Locate each line in the records containing "JSON". Copy it.

▶ Records
::::

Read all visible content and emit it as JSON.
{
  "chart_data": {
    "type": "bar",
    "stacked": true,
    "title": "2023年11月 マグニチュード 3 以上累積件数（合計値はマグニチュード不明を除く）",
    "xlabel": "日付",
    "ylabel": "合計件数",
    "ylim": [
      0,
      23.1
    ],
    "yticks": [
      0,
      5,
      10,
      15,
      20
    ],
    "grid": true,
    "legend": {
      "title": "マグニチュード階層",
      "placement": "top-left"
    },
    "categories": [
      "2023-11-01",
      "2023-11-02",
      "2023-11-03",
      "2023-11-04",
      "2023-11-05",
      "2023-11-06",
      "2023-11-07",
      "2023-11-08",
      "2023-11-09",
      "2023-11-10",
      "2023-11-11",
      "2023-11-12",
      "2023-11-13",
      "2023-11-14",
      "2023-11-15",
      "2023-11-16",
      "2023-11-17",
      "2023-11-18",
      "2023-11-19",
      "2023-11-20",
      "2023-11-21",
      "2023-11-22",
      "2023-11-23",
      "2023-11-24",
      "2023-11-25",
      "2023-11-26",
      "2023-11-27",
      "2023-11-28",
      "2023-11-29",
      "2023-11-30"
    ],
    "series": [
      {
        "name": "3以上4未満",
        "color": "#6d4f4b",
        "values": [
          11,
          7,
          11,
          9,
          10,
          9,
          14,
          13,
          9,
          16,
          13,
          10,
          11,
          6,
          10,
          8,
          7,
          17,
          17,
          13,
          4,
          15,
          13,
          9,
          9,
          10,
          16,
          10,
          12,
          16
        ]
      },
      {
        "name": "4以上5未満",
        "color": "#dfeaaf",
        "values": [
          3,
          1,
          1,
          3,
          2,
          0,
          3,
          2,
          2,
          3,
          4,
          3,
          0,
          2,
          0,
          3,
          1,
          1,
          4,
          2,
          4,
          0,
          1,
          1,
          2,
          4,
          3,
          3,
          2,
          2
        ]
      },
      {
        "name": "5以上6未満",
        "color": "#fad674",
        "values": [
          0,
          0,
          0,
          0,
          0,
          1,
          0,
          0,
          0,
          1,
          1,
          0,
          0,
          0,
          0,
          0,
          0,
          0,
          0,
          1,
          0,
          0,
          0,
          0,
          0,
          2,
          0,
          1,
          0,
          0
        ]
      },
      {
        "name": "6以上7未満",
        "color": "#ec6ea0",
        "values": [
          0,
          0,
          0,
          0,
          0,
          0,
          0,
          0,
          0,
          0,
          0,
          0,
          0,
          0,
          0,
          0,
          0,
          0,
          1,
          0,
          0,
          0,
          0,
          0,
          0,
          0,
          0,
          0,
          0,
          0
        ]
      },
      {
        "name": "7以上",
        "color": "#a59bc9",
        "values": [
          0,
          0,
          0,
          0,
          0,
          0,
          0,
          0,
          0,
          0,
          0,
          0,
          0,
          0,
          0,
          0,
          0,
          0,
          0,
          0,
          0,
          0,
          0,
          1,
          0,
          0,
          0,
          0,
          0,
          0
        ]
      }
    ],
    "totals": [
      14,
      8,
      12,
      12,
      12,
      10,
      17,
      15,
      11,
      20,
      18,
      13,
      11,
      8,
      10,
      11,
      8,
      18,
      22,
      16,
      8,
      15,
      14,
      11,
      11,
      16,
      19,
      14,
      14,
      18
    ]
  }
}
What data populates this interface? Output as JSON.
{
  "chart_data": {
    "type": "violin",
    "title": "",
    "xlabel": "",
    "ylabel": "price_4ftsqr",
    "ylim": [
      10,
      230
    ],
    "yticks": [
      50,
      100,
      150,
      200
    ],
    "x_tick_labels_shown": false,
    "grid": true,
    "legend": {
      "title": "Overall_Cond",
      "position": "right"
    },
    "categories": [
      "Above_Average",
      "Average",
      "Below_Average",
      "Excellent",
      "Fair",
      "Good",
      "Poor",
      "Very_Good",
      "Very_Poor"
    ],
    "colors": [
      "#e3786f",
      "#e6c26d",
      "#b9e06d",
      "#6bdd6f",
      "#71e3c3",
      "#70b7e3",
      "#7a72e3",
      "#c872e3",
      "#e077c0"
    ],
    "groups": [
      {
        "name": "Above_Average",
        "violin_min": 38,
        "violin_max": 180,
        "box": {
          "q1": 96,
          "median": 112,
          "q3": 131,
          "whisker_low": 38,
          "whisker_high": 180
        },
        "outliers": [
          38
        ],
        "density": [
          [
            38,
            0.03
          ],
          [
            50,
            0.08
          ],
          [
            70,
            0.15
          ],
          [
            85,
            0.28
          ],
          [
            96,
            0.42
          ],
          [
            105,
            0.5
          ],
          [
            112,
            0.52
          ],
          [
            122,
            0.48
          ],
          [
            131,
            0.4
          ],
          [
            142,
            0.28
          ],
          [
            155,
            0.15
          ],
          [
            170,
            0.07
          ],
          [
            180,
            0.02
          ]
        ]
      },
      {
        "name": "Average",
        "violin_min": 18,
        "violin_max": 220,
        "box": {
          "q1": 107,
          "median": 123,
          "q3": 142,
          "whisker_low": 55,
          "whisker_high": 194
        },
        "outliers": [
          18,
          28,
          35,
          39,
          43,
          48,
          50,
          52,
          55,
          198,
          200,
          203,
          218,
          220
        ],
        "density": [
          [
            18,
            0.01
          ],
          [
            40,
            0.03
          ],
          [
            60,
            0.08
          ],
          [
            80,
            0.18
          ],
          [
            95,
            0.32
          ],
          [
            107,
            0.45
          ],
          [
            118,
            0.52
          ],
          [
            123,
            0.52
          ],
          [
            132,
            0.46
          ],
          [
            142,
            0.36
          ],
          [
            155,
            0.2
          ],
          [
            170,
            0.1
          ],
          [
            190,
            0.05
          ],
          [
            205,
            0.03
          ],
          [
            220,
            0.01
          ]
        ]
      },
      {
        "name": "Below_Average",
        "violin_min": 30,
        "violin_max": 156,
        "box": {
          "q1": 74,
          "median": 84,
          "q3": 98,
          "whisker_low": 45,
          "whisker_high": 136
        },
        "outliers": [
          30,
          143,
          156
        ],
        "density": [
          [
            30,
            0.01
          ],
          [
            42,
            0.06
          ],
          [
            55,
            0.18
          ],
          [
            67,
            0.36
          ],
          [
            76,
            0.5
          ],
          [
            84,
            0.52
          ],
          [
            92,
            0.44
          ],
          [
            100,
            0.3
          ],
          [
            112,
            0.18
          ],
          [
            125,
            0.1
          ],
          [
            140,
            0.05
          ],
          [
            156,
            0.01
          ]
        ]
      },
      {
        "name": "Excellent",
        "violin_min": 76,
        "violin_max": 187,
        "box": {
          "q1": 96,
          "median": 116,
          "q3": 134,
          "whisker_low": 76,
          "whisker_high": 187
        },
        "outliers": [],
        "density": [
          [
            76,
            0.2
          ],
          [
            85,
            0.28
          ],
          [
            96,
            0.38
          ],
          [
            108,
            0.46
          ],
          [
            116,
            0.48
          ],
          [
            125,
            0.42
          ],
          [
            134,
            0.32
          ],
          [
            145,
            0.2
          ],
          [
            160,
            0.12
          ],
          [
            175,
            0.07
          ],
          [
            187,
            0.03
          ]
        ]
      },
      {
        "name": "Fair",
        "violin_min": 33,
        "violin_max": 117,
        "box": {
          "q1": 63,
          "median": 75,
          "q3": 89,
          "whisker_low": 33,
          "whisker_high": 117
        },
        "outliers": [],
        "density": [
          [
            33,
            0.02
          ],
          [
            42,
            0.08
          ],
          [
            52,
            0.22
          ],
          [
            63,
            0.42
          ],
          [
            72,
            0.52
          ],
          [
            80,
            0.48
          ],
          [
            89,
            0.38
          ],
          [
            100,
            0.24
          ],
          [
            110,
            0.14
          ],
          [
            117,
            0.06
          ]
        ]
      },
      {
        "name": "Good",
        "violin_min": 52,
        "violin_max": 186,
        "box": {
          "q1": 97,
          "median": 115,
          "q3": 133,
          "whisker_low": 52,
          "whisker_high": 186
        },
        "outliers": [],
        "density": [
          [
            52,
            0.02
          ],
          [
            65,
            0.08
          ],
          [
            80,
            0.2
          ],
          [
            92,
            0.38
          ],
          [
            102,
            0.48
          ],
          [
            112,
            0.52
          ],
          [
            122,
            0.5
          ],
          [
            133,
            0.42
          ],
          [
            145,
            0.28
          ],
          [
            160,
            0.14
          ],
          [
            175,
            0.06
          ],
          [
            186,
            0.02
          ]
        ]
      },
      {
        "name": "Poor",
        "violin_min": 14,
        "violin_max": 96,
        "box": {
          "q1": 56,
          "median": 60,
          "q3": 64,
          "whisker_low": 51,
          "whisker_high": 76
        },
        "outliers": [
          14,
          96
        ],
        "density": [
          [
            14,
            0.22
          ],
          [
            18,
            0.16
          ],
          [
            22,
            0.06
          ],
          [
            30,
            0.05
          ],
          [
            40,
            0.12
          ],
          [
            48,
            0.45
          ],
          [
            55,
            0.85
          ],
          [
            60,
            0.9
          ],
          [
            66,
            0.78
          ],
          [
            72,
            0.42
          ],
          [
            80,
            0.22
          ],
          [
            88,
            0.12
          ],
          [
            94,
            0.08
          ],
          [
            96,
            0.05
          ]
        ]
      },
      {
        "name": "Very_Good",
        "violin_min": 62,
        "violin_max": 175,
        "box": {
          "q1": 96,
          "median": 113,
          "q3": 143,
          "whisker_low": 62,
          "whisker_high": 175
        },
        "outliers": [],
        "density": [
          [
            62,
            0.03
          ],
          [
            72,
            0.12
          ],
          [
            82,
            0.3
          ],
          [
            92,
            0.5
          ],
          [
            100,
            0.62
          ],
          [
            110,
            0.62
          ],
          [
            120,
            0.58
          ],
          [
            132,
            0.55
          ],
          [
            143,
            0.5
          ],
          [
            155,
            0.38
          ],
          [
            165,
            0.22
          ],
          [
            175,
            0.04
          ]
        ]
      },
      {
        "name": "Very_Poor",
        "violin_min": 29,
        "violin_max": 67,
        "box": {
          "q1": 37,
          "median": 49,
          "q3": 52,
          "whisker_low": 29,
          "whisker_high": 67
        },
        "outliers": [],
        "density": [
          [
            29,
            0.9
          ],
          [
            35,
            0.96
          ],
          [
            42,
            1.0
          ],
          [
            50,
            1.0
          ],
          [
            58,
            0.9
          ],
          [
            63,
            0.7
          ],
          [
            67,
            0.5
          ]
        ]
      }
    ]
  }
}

::::

▶ RESULT BELOW
Read all visible content and emit it as JSON.
What data populates this interface? Output as JSON.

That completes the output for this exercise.